Problem details.
Pick up the forum thread on concealing the Bersa .45 UC and keep writing it from the point where it stops.

Page.

● ● ● ●

# Concealability of Bersa .45 uc



## deputy95 (Jan 19, 2011)

Looking for a off duty weapon and have been reading good things. I have not actually been able to get my hands physically on one so I will ask. How easy are they to conceal?


----------



## gschnarr (Jan 26, 2009)

With mine, I have found it fairly easy to CCW. A lot of how concealable it is depends on how you carry it, your body habitus and what you are used to carry. Be sure to get a good holster and a good wide belt. That is with any ccw. I love my Bersa 45uc. It is reliable,accurate, comfortable to shoot, easly to carry and comes with a lifetime warrentee all that for a good price---what not to like? For more information go to Bersa Chat Forum for more information. I have 3 Bersas and know there are a couple more in my future.


----------



## EliWolfe (Nov 20, 2010)

Looks like a nice IWB rig would swallow this thing up nicely! Lighter and shorter than a typical full size 1911, and a just a tad bit narrower. Good luck. Eli :smt1099

BERSA .45 UC
• Weight: 27 oz.
• Length: 6.8”

● ● ● ●

Data lines.
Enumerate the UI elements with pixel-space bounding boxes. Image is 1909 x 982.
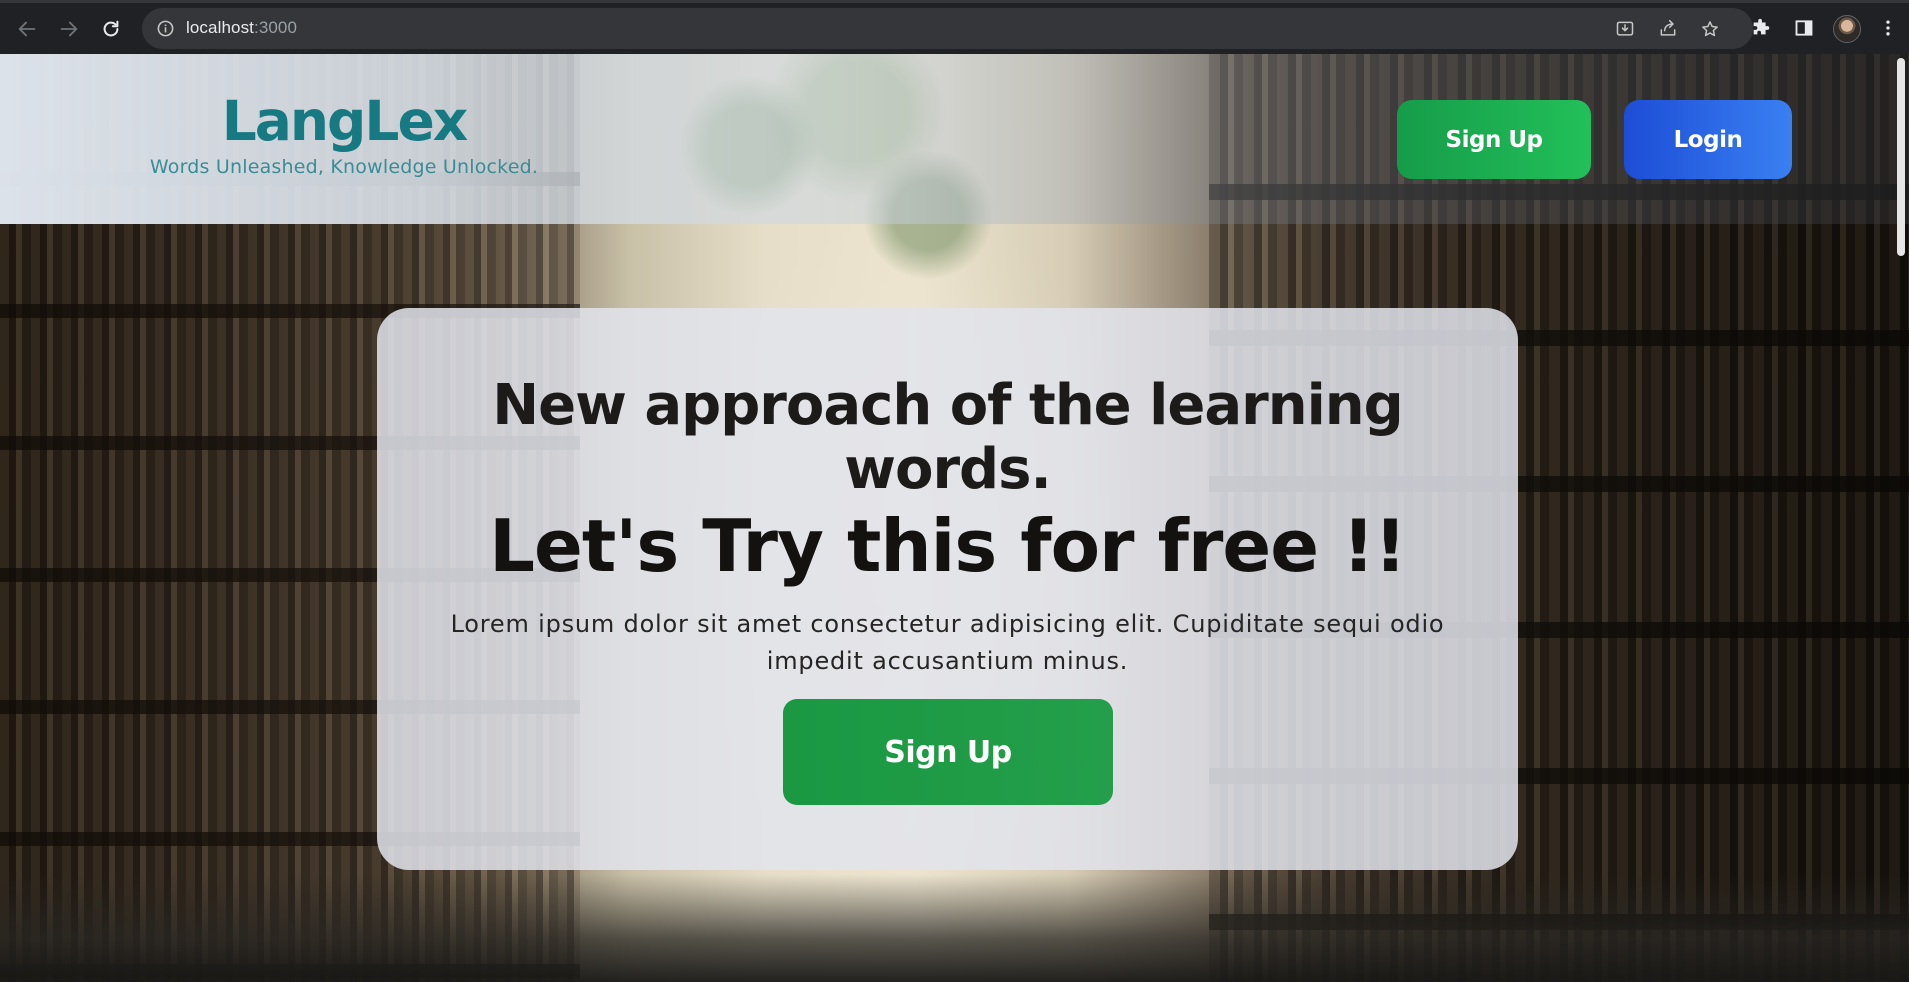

● ● ● ●

Written answer.
• Height: 5.1”
• Width: 1.45”


----------



## R.Ph. 380 (Jul 24, 2010)

I carry my Bersa 45 UC SS daily. I ordered a Striker IWB from Nate at www.ubgholsters.com . It conceals and carries perfectly and you can even forget it's there. I recently broke a slide stop spring and will send it to the warranty center for repair. That's the only snag I've hit but thankfully, I have it's twin as a backup. Think I'll get the frame refinished in np3 while it's there. The Bersa 45 UC Stainless hasn't been made since 2007 and both mine were manufactured back then, one in 2005 and the other in 2007. That's what a lifetime warranty is for, a lifetime. Good Luck, I don't think you can go wrong with it.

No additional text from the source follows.